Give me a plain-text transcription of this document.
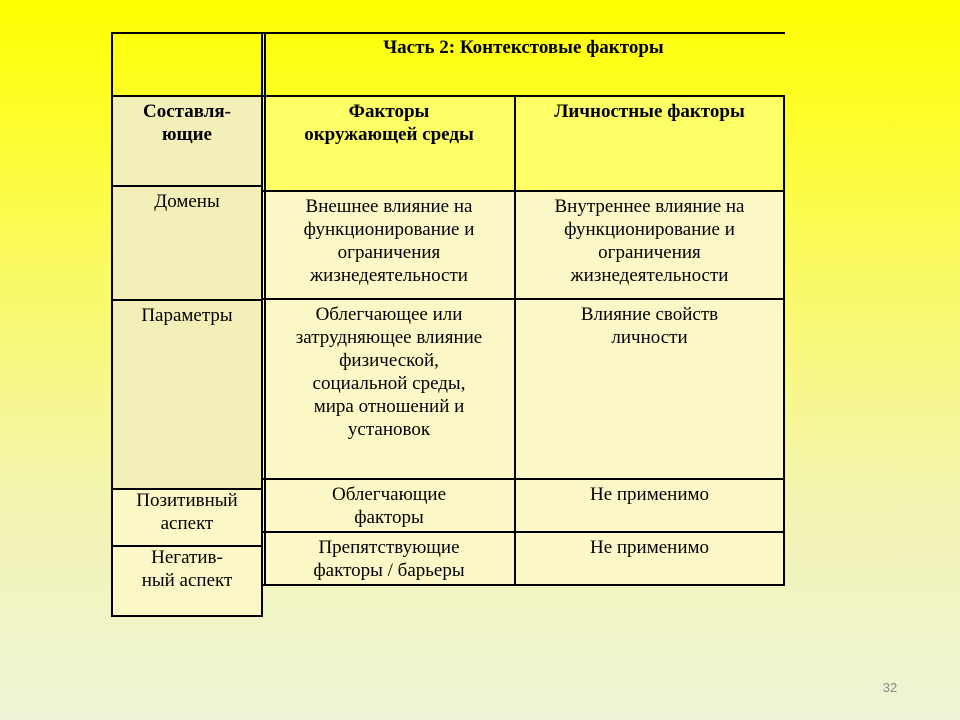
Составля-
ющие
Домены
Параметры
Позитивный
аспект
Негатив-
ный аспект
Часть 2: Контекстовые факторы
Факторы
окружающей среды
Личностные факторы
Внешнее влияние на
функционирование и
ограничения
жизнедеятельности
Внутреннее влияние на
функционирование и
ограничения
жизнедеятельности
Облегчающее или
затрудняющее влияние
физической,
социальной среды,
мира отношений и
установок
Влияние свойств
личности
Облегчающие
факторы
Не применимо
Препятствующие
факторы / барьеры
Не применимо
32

WHAT IS ASKED:
Using the records above, retype everything exactly except the pictures.

OUTPUT FOR THIS TASK:
Give me a plain-text transcription of this document.
Составля-
ющие
Домены
Параметры
Позитивный
аспект
Негатив-
ный аспект
Часть 2: Контекстовые факторы
Факторы
окружающей среды
Личностные факторы
Внешнее влияние на
функционирование и
ограничения
жизнедеятельности
Внутреннее влияние на
функционирование и
ограничения
жизнедеятельности
Облегчающее или
затрудняющее влияние
физической,
социальной среды,
мира отношений и
установок
Влияние свойств
личности
Облегчающие
факторы
Не применимо
Препятствующие
факторы / барьеры
Не применимо
32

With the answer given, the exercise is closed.